_WHAT IS EXPECTED_
Copy each line below that contains "TALK".

** Start of MATERIAL PROVIDED **

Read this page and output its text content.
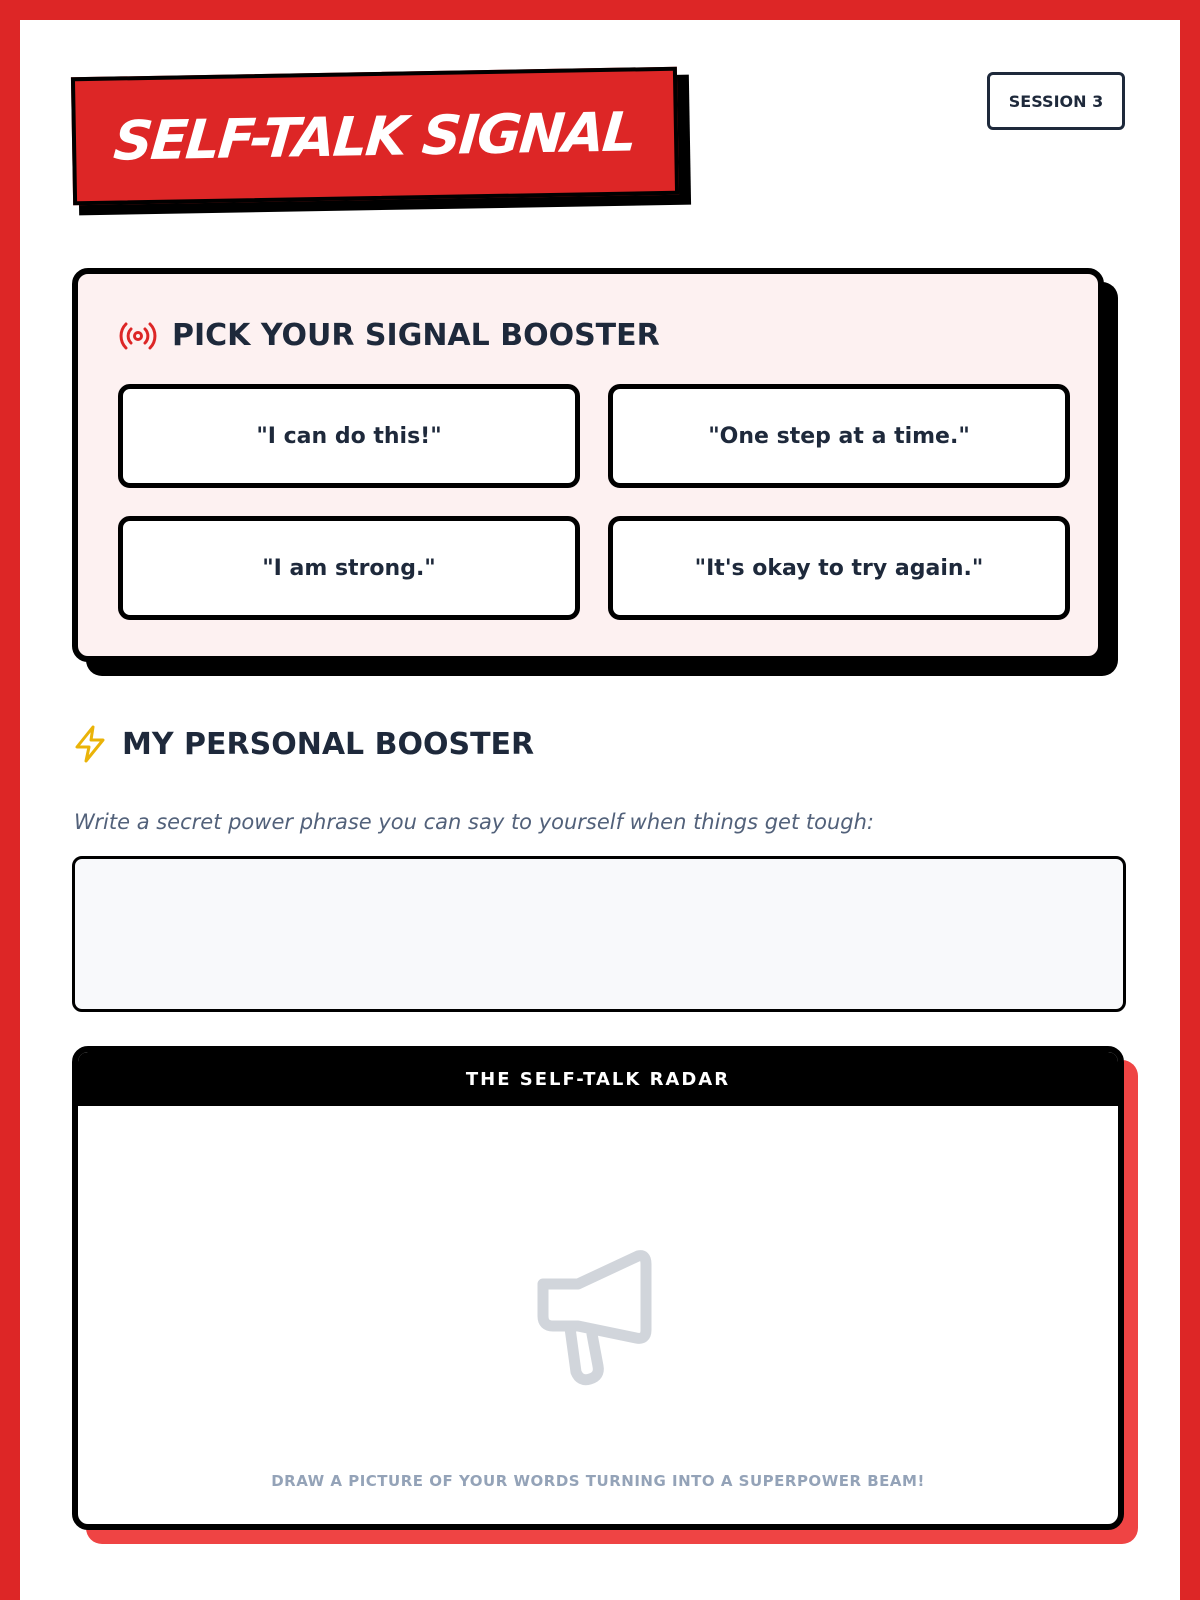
SELF-TALK SIGNAL	SESSION 3
PICK YOUR SIGNAL BOOSTER
"I can do this!"	"One step at a time."
"I am strong."	"It's okay to try again."
MY PERSONAL BOOSTER
Write a secret power phrase you can say to yourself when things get tough:
THE SELF-TALK RADAR
DRAW A PICTURE OF YOUR WORDS TURNING INTO A SUPERPOWER BEAM!
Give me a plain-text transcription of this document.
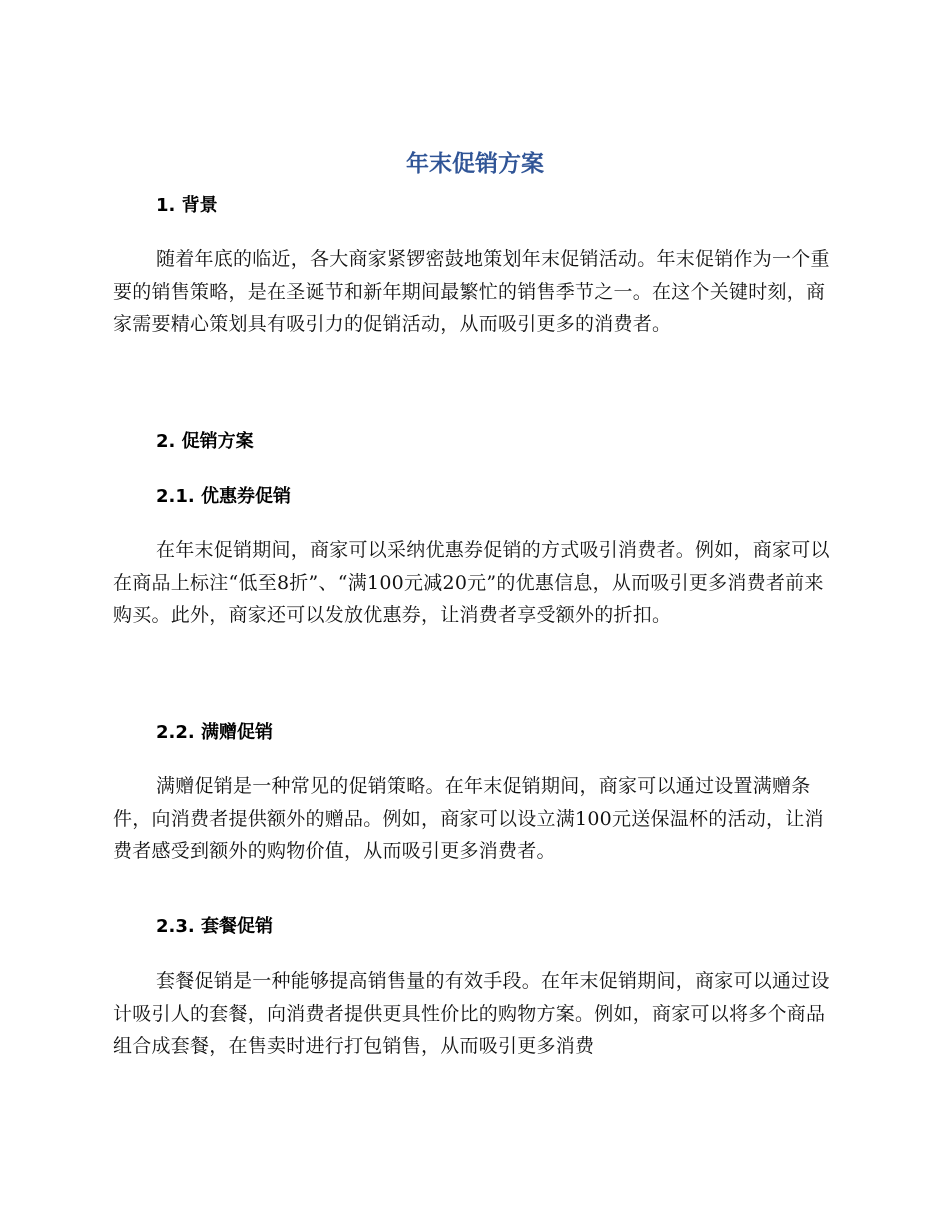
年末促销方案
1. 背景

随着年底的临近，各大商家紧锣密鼓地策划年末促销活动。年末促销作为一个重要的销售策略，是在圣诞节和新年期间最繁忙的销售季节之一。在这个关键时刻，商家需要精心策划具有吸引力的促销活动，从而吸引更多的消费者。

2. 促销方案
2.1. 优惠券促销

在年末促销期间，商家可以采纳优惠券促销的方式吸引消费者。例如，商家可以在商品上标注“低至8折”、“满100元减20元”的优惠信息，从而吸引更多消费者前来购买。此外，商家还可以发放优惠券，让消费者享受额外的折扣。

2.2. 满赠促销

满赠促销是一种常见的促销策略。在年末促销期间，商家可以通过设置满赠条件，向消费者提供额外的赠品。例如，商家可以设立满100元送保温杯的活动，让消费者感受到额外的购物价值，从而吸引更多消费者。

2.3. 套餐促销

套餐促销是一种能够提高销售量的有效手段。在年末促销期间，商家可以通过设计吸引人的套餐，向消费者提供更具性价比的购物方案。例如，商家可以将多个商品组合成套餐，在售卖时进行打包销售，从而吸引更多消费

** End of MATERIAL PROVIDED **

_RESULT_
SELF-TALK SIGNAL	SESSION 3
THE SELF-TALK RADAR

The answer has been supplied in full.